● Given exercise: Write out the whole listing again, exactly as given.

● Input:
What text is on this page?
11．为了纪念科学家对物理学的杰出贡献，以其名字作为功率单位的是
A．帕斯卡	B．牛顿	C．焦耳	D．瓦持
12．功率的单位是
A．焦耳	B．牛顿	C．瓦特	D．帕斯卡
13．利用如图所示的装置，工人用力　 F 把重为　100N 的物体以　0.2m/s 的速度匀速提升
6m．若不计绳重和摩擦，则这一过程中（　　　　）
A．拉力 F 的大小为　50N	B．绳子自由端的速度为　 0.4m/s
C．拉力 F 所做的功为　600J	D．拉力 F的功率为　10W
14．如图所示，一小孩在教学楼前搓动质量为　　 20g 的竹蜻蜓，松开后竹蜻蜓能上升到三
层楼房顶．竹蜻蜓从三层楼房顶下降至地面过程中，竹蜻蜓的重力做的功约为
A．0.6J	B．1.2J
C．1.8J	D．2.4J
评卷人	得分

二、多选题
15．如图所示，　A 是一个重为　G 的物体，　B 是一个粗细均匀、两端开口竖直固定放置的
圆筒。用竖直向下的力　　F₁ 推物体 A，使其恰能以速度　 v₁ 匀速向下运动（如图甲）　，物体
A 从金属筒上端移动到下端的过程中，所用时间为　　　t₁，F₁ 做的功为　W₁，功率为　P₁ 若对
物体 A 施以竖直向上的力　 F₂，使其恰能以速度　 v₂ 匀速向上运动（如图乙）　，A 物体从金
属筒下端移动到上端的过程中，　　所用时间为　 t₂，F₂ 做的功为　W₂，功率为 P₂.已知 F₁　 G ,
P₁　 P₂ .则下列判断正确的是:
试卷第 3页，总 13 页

● Response:
What text is on this page?
11．为了纪念科学家对物理学的杰出贡献，以其名字作为功率单位的是
A．帕斯卡	B．牛顿	C．焦耳	D．瓦持
12．功率的单位是
A．焦耳	B．牛顿	C．瓦特	D．帕斯卡
13．利用如图所示的装置，工人用力　 F 把重为　100N 的物体以　0.2m/s 的速度匀速提升
6m．若不计绳重和摩擦，则这一过程中（　　　　）
A．拉力 F 的大小为　50N	B．绳子自由端的速度为　 0.4m/s
C．拉力 F 所做的功为　600J	D．拉力 F的功率为　10W
14．如图所示，一小孩在教学楼前搓动质量为　　 20g 的竹蜻蜓，松开后竹蜻蜓能上升到三
层楼房顶．竹蜻蜓从三层楼房顶下降至地面过程中，竹蜻蜓的重力做的功约为
A．0.6J	B．1.2J
C．1.8J	D．2.4J
评卷人	得分

二、多选题
15．如图所示，　A 是一个重为　G 的物体，　B 是一个粗细均匀、两端开口竖直固定放置的
圆筒。用竖直向下的力　　F₁ 推物体 A，使其恰能以速度　 v₁ 匀速向下运动（如图甲）　，物体
A 从金属筒上端移动到下端的过程中，所用时间为　　　t₁，F₁ 做的功为　W₁，功率为　P₁ 若对
物体 A 施以竖直向上的力　 F₂，使其恰能以速度　 v₂ 匀速向上运动（如图乙）　，A 物体从金
属筒下端移动到上端的过程中，　　所用时间为　 t₂，F₂ 做的功为　W₂，功率为 P₂.已知 F₁　 G ,
P₁　 P₂ .则下列判断正确的是:
试卷第 3页，总 13 页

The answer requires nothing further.